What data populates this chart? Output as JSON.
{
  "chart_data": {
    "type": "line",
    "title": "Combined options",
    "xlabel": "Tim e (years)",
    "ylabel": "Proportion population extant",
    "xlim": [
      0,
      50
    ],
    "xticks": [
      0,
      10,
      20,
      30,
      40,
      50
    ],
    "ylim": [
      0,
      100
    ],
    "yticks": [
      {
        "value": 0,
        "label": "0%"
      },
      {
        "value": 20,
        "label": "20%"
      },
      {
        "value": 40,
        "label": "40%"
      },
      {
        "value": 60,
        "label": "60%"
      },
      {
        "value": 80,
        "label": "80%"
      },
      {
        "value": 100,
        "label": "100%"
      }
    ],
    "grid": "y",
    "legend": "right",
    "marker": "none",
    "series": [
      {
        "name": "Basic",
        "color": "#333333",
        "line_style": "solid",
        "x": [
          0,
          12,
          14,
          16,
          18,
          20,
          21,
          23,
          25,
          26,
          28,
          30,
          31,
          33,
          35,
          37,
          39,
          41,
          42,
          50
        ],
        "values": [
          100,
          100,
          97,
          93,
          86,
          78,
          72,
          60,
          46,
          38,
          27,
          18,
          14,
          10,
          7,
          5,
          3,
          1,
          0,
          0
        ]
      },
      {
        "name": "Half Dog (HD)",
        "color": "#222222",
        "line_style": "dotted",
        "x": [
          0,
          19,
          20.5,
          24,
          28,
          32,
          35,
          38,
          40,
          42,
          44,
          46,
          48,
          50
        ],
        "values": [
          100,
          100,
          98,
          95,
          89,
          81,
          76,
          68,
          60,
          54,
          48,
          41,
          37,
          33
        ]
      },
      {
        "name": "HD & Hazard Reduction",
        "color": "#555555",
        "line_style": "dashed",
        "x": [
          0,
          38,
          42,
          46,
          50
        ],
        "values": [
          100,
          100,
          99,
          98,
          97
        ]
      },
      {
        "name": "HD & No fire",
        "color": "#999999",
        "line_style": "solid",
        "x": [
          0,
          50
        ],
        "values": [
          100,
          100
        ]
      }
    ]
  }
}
^^^^^^^^
» **WHAT IS ASKED**:
Return the material in full, exactly as shown.

» **FULL ANSWER**:
What data populates this chart? Output as JSON.
{
  "chart_data": {
    "type": "line",
    "title": "Combined options",
    "xlabel": "Tim e (years)",
    "ylabel": "Proportion population extant",
    "xlim": [
      0,
      50
    ],
    "xticks": [
      0,
      10,
      20,
      30,
      40,
      50
    ],
    "ylim": [
      0,
      100
    ],
    "yticks": [
      {
        "value": 0,
        "label": "0%"
      },
      {
        "value": 20,
        "label": "20%"
      },
      {
        "value": 40,
        "label": "40%"
      },
      {
        "value": 60,
        "label": "60%"
      },
      {
        "value": 80,
        "label": "80%"
      },
      {
        "value": 100,
        "label": "100%"
      }
    ],
    "grid": "y",
    "legend": "right",
    "marker": "none",
    "series": [
      {
        "name": "Basic",
        "color": "#333333",
        "line_style": "solid",
        "x": [
          0,
          12,
          14,
          16,
          18,
          20,
          21,
          23,
          25,
          26,
          28,
          30,
          31,
          33,
          35,
          37,
          39,
          41,
          42,
          50
        ],
        "values": [
          100,
          100,
          97,
          93,
          86,
          78,
          72,
          60,
          46,
          38,
          27,
          18,
          14,
          10,
          7,
          5,
          3,
          1,
          0,
          0
        ]
      },
      {
        "name": "Half Dog (HD)",
        "color": "#222222",
        "line_style": "dotted",
        "x": [
          0,
          19,
          20.5,
          24,
          28,
          32,
          35,
          38,
          40,
          42,
          44,
          46,
          48,
          50
        ],
        "values": [
          100,
          100,
          98,
          95,
          89,
          81,
          76,
          68,
          60,
          54,
          48,
          41,
          37,
          33
        ]
      },
      {
        "name": "HD & Hazard Reduction",
        "color": "#555555",
        "line_style": "dashed",
        "x": [
          0,
          38,
          42,
          46,
          50
        ],
        "values": [
          100,
          100,
          99,
          98,
          97
        ]
      },
      {
        "name": "HD & No fire",
        "color": "#999999",
        "line_style": "solid",
        "x": [
          0,
          50
        ],
        "values": [
          100,
          100
        ]
      }
    ]
  }
}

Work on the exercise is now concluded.